Problem requirements
Examine the records and identify each line that includes the string "simulation". Copy those lines.
━━━━
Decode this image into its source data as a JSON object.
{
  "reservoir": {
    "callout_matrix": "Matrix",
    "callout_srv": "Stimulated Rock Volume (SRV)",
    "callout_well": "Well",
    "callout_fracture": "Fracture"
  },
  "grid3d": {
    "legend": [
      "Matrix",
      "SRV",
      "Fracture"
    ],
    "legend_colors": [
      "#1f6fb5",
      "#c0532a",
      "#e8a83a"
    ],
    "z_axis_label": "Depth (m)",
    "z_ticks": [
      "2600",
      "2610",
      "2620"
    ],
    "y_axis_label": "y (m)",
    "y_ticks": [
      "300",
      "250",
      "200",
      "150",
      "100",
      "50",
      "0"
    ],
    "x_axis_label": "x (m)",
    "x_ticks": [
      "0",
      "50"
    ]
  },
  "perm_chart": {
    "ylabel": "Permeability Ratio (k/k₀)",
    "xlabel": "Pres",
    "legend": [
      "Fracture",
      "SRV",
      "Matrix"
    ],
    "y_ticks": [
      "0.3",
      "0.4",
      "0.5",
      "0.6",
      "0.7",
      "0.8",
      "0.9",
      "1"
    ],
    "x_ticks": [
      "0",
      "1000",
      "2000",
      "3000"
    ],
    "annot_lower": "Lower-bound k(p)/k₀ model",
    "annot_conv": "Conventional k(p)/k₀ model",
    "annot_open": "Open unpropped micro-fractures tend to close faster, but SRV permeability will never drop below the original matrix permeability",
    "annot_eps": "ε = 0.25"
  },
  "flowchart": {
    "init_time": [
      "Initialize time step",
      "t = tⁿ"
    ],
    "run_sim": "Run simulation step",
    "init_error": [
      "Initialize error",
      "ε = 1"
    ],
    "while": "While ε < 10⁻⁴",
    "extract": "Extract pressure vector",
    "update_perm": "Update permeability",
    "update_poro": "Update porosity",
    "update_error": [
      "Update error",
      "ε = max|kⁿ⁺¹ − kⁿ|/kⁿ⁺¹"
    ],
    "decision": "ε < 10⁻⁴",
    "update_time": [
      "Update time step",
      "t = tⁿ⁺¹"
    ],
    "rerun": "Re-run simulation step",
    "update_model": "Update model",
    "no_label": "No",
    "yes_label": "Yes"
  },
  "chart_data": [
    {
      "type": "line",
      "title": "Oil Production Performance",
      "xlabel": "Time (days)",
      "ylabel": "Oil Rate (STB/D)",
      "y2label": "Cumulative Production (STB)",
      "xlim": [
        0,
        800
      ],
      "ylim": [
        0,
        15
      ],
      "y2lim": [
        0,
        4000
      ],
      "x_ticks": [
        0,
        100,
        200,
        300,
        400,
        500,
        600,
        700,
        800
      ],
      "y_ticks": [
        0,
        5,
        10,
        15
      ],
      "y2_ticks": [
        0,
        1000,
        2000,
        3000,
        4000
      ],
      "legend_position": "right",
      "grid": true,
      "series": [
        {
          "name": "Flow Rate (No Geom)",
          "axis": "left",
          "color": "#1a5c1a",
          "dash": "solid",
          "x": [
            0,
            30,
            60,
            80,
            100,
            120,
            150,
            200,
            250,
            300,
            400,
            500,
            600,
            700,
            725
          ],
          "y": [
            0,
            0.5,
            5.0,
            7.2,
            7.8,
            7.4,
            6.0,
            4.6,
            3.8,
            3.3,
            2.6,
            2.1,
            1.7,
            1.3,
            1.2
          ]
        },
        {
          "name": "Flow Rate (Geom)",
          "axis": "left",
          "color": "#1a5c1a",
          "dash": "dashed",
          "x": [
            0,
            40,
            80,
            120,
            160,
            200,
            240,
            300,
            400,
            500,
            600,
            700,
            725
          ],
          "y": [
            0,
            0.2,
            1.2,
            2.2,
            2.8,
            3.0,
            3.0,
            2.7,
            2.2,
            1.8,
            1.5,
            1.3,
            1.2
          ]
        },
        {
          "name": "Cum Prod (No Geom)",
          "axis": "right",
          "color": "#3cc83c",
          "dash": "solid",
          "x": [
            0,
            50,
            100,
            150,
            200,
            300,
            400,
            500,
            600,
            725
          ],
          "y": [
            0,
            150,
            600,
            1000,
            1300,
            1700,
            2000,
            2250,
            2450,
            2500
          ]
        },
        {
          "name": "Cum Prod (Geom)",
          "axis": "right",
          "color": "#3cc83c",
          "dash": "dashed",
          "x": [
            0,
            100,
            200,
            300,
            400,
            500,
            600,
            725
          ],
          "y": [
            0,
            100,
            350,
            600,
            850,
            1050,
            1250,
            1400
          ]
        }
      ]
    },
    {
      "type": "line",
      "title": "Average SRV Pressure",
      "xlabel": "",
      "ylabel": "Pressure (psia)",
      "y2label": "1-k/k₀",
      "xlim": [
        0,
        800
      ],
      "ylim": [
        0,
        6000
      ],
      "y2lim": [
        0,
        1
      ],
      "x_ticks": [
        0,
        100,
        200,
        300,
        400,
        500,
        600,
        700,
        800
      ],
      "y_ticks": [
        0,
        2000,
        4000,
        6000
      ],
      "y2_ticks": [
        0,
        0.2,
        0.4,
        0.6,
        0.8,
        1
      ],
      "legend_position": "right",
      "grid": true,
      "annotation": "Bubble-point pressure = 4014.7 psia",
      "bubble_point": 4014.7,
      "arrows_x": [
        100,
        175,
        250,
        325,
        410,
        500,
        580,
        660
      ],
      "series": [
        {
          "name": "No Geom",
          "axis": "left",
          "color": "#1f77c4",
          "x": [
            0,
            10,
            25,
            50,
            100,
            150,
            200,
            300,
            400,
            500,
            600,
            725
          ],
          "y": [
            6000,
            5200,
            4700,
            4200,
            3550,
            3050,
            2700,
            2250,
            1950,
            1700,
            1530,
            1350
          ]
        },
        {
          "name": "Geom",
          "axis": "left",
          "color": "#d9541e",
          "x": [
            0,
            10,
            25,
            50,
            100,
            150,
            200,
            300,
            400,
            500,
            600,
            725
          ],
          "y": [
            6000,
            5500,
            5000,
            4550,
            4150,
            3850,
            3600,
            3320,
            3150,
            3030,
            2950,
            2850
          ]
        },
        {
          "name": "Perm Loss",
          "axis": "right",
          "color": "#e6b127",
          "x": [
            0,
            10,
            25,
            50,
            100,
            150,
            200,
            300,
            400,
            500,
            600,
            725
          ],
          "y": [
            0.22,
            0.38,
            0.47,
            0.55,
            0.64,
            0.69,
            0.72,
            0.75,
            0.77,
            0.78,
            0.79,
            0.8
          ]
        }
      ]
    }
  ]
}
━━━━
Worked solution
    "run_sim": "Run simulation step",
    "rerun": "Re-run simulation step",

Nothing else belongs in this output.